(THE TASK) Count the lines in the entries below that include the word "label". Give nothing but the number.

(SUPPLIED MATERIAL)
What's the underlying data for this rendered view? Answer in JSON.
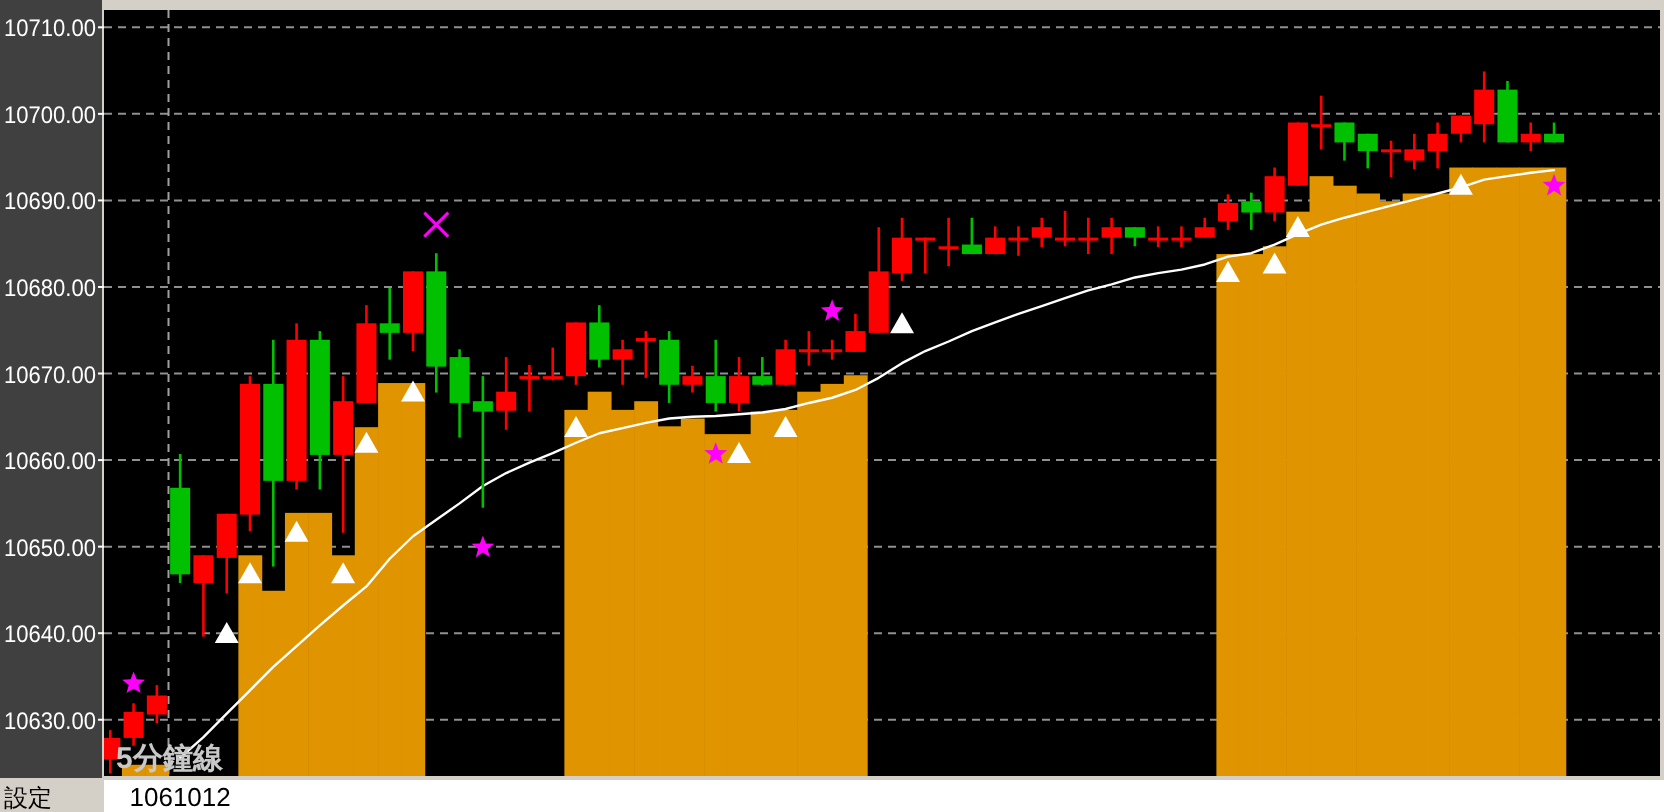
{
  "chart_data": {
    "type": "candlestick",
    "categories": [
      null,
      null,
      null,
      "1061012",
      null,
      null,
      null,
      null,
      null,
      null,
      null,
      null,
      null,
      null,
      null,
      null,
      null,
      null,
      null,
      null,
      null,
      null,
      null,
      null,
      null,
      null,
      null,
      null,
      null,
      null,
      null,
      null,
      null,
      null,
      null,
      null,
      null,
      null,
      null,
      null,
      null,
      null,
      null,
      null,
      null,
      null,
      null,
      null,
      null,
      null,
      null,
      null,
      null,
      null,
      null,
      null,
      null,
      null,
      null,
      null,
      null,
      null,
      null
    ],
    "ohlc": [
      [
        10625.4,
        10628.8,
        10623.8,
        10627.9
      ],
      [
        10627.9,
        10631.9,
        10627.0,
        10630.9
      ],
      [
        10630.6,
        10634.0,
        10629.6,
        10632.8
      ],
      [
        10656.8,
        10660.7,
        10645.8,
        10646.8
      ],
      [
        10645.8,
        10649.0,
        10639.6,
        10649.0
      ],
      [
        10648.7,
        10653.8,
        10644.6,
        10653.8
      ],
      [
        10653.7,
        10669.7,
        10651.8,
        10668.8
      ],
      [
        10668.8,
        10673.9,
        10647.7,
        10657.6
      ],
      [
        10657.6,
        10675.8,
        10656.6,
        10673.9
      ],
      [
        10673.9,
        10674.9,
        10656.6,
        10660.6
      ],
      [
        10660.6,
        10669.7,
        10651.6,
        10666.8
      ],
      [
        10666.6,
        10677.9,
        10666.6,
        10675.8
      ],
      [
        10675.8,
        10679.9,
        10671.6,
        10674.7
      ],
      [
        10674.7,
        10681.8,
        10672.6,
        10681.8
      ],
      [
        10681.8,
        10683.9,
        10667.8,
        10670.8
      ],
      [
        10671.9,
        10672.8,
        10662.6,
        10666.6
      ],
      [
        10666.8,
        10669.7,
        10654.5,
        10665.6
      ],
      [
        10665.7,
        10671.9,
        10663.5,
        10667.9
      ],
      [
        10669.5,
        10671.0,
        10665.6,
        10669.7
      ],
      [
        10669.5,
        10673.0,
        10669.2,
        10669.7
      ],
      [
        10669.7,
        10675.9,
        10668.7,
        10675.9
      ],
      [
        10675.9,
        10677.9,
        10670.7,
        10671.6
      ],
      [
        10671.6,
        10673.9,
        10668.7,
        10672.8
      ],
      [
        10673.8,
        10674.9,
        10669.5,
        10674.1
      ],
      [
        10673.9,
        10674.9,
        10666.6,
        10668.7
      ],
      [
        10668.7,
        10670.9,
        10667.8,
        10669.7
      ],
      [
        10669.7,
        10673.9,
        10665.6,
        10666.6
      ],
      [
        10666.6,
        10671.9,
        10665.6,
        10669.7
      ],
      [
        10669.7,
        10671.9,
        10668.6,
        10668.7
      ],
      [
        10668.7,
        10673.9,
        10668.6,
        10672.8
      ],
      [
        10672.6,
        10674.9,
        10670.9,
        10672.8
      ],
      [
        10672.6,
        10673.9,
        10671.6,
        10672.8
      ],
      [
        10672.5,
        10676.9,
        10672.5,
        10674.9
      ],
      [
        10674.7,
        10686.9,
        10674.7,
        10681.8
      ],
      [
        10681.6,
        10688.0,
        10680.7,
        10685.7
      ],
      [
        10685.5,
        10685.7,
        10681.6,
        10685.7
      ],
      [
        10684.5,
        10688.0,
        10682.4,
        10684.7
      ],
      [
        10684.9,
        10688.0,
        10683.8,
        10683.8
      ],
      [
        10683.8,
        10687.0,
        10683.8,
        10685.7
      ],
      [
        10685.5,
        10687.0,
        10683.6,
        10685.7
      ],
      [
        10685.7,
        10688.0,
        10684.6,
        10686.9
      ],
      [
        10685.5,
        10688.8,
        10684.7,
        10685.7
      ],
      [
        10685.5,
        10688.0,
        10683.8,
        10685.7
      ],
      [
        10685.7,
        10688.0,
        10683.8,
        10686.9
      ],
      [
        10686.9,
        10686.9,
        10684.7,
        10685.7
      ],
      [
        10685.5,
        10687.0,
        10684.6,
        10685.7
      ],
      [
        10685.5,
        10687.0,
        10684.6,
        10685.7
      ],
      [
        10685.7,
        10688.0,
        10685.7,
        10686.9
      ],
      [
        10687.6,
        10690.7,
        10686.6,
        10689.7
      ],
      [
        10689.9,
        10690.9,
        10686.6,
        10688.6
      ],
      [
        10688.6,
        10693.8,
        10687.6,
        10692.8
      ],
      [
        10691.7,
        10699.0,
        10691.7,
        10699.0
      ],
      [
        10698.6,
        10702.1,
        10695.9,
        10698.8
      ],
      [
        10699.0,
        10699.0,
        10694.6,
        10696.7
      ],
      [
        10697.7,
        10697.7,
        10693.7,
        10695.7
      ],
      [
        10695.7,
        10696.9,
        10692.7,
        10695.9
      ],
      [
        10694.6,
        10697.7,
        10693.6,
        10695.9
      ],
      [
        10695.7,
        10699.0,
        10693.7,
        10697.7
      ],
      [
        10697.7,
        10699.8,
        10696.7,
        10699.8
      ],
      [
        10698.8,
        10704.9,
        10696.7,
        10702.8
      ],
      [
        10702.8,
        10703.8,
        10696.7,
        10696.7
      ],
      [
        10696.7,
        10699.0,
        10695.7,
        10697.7
      ],
      [
        10697.7,
        10699.0,
        10696.7,
        10696.7
      ]
    ],
    "colors": [
      "#ff0000",
      "#ff0000",
      "#ff0000",
      "#00c000",
      "#ff0000",
      "#ff0000",
      "#ff0000",
      "#00c000",
      "#ff0000",
      "#00c000",
      "#ff0000",
      "#ff0000",
      "#00c000",
      "#ff0000",
      "#00c000",
      "#00c000",
      "#00c000",
      "#ff0000",
      "#ff0000",
      "#ff0000",
      "#ff0000",
      "#00c000",
      "#ff0000",
      "#ff0000",
      "#00c000",
      "#ff0000",
      "#00c000",
      "#ff0000",
      "#00c000",
      "#ff0000",
      "#ff0000",
      "#ff0000",
      "#ff0000",
      "#ff0000",
      "#ff0000",
      "#ff0000",
      "#ff0000",
      "#00c000",
      "#ff0000",
      "#ff0000",
      "#ff0000",
      "#ff0000",
      "#ff0000",
      "#ff0000",
      "#00c000",
      "#ff0000",
      "#ff0000",
      "#ff0000",
      "#ff0000",
      "#00c000",
      "#ff0000",
      "#ff0000",
      "#ff0000",
      "#00c000",
      "#00c000",
      "#ff0000",
      "#ff0000",
      "#ff0000",
      "#ff0000",
      "#ff0000",
      "#00c000",
      "#ff0000",
      "#00c000"
    ],
    "series": [
      {
        "type": "bar",
        "color": "#e09400",
        "values": [
          null,
          10624.8,
          10624.8,
          null,
          null,
          null,
          10649.0,
          10644.9,
          10653.9,
          10653.9,
          10649.0,
          10663.8,
          10668.9,
          10668.9,
          null,
          null,
          null,
          null,
          null,
          null,
          10665.8,
          10667.9,
          10665.8,
          10666.8,
          10663.9,
          10664.8,
          10663.0,
          10663.0,
          10665.6,
          10665.8,
          10667.9,
          10668.8,
          10669.8,
          null,
          null,
          null,
          null,
          null,
          null,
          null,
          null,
          null,
          null,
          null,
          null,
          null,
          null,
          null,
          10683.8,
          10683.8,
          10684.7,
          10688.7,
          10692.8,
          10691.7,
          10690.8,
          10689.9,
          10690.8,
          10690.8,
          10693.8,
          10693.8,
          10693.8,
          10693.8,
          10693.8
        ]
      },
      {
        "type": "line",
        "color": "#ffffff",
        "marker": "none",
        "line_style": "solid",
        "values": [
          null,
          null,
          null,
          10625.6,
          10628.0,
          10630.7,
          10633.4,
          10636.1,
          10638.5,
          10640.9,
          10643.2,
          10645.4,
          10648.6,
          10651.2,
          10653.1,
          10655.0,
          10657.0,
          10658.5,
          10659.7,
          10660.8,
          10662.0,
          10663.1,
          10663.7,
          10664.3,
          10664.8,
          10665.0,
          10665.1,
          10665.3,
          10665.5,
          10665.9,
          10666.6,
          10667.2,
          10668.1,
          10669.5,
          10671.2,
          10672.6,
          10673.7,
          10674.9,
          10675.9,
          10676.9,
          10677.8,
          10678.7,
          10679.6,
          10680.3,
          10681.1,
          10681.6,
          10682.0,
          10682.6,
          10683.5,
          10683.9,
          10684.9,
          10686.1,
          10687.2,
          10688.0,
          10688.7,
          10689.4,
          10690.1,
          10690.8,
          10691.5,
          10692.4,
          10692.8,
          10693.2,
          10693.5
        ]
      },
      {
        "type": "scatter",
        "color": "#ffffff",
        "marker": "triangle",
        "values": [
          null,
          null,
          null,
          null,
          null,
          10639.9,
          10646.8,
          null,
          10651.6,
          null,
          10646.8,
          10661.9,
          null,
          10667.8,
          null,
          null,
          null,
          null,
          null,
          null,
          10663.7,
          null,
          null,
          null,
          null,
          null,
          null,
          10660.7,
          null,
          10663.7,
          null,
          null,
          null,
          null,
          10675.7,
          null,
          null,
          null,
          null,
          null,
          null,
          null,
          null,
          null,
          null,
          null,
          null,
          null,
          10681.6,
          null,
          10682.6,
          10686.8,
          null,
          null,
          null,
          null,
          null,
          null,
          10691.7,
          null,
          null,
          null,
          null
        ]
      },
      {
        "type": "scatter",
        "color": "#ff00ff",
        "marker": "star",
        "values": [
          null,
          10634.2,
          null,
          null,
          null,
          null,
          null,
          null,
          null,
          null,
          null,
          null,
          null,
          null,
          null,
          null,
          10649.9,
          null,
          null,
          null,
          null,
          null,
          null,
          null,
          null,
          null,
          10660.7,
          null,
          null,
          null,
          null,
          10677.2,
          null,
          null,
          null,
          null,
          null,
          null,
          null,
          null,
          null,
          null,
          null,
          null,
          null,
          null,
          null,
          null,
          null,
          null,
          null,
          null,
          null,
          null,
          null,
          null,
          null,
          null,
          null,
          null,
          null,
          null,
          10691.7
        ]
      },
      {
        "type": "scatter",
        "color": "#ff00ff",
        "marker": "cross",
        "values": [
          null,
          null,
          null,
          null,
          null,
          null,
          null,
          null,
          null,
          null,
          null,
          null,
          null,
          null,
          10687.2,
          null,
          null,
          null,
          null,
          null,
          null,
          null,
          null,
          null,
          null,
          null,
          null,
          null,
          null,
          null,
          null,
          null,
          null,
          null,
          null,
          null,
          null,
          null,
          null,
          null,
          null,
          null,
          null,
          null,
          null,
          null,
          null,
          null,
          null,
          null,
          null,
          null,
          null,
          null,
          null,
          null,
          null,
          null,
          null,
          null,
          null,
          null,
          null
        ]
      }
    ],
    "ylim": [
      10623.5,
      10712
    ],
    "yticks": [
      {
        "value": 10630,
        "label": "10630.00"
      },
      {
        "value": 10640,
        "label": "10640.00"
      },
      {
        "value": 10650,
        "label": "10650.00"
      },
      {
        "value": 10660,
        "label": "10660.00"
      },
      {
        "value": 10670,
        "label": "10670.00"
      },
      {
        "value": 10680,
        "label": "10680.00"
      },
      {
        "value": 10690,
        "label": "10690.00"
      },
      {
        "value": 10700,
        "label": "10700.00"
      },
      {
        "value": 10710,
        "label": "10710.00"
      }
    ],
    "grid": "y",
    "ref_lines": [
      {
        "axis": "x",
        "value": "1061012",
        "color": "#a0a0a0",
        "line_style": "dashed"
      }
    ],
    "annotations": [
      "5分鐘線",
      "設定"
    ]
  }
}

(REPLY TO THE TASK) 9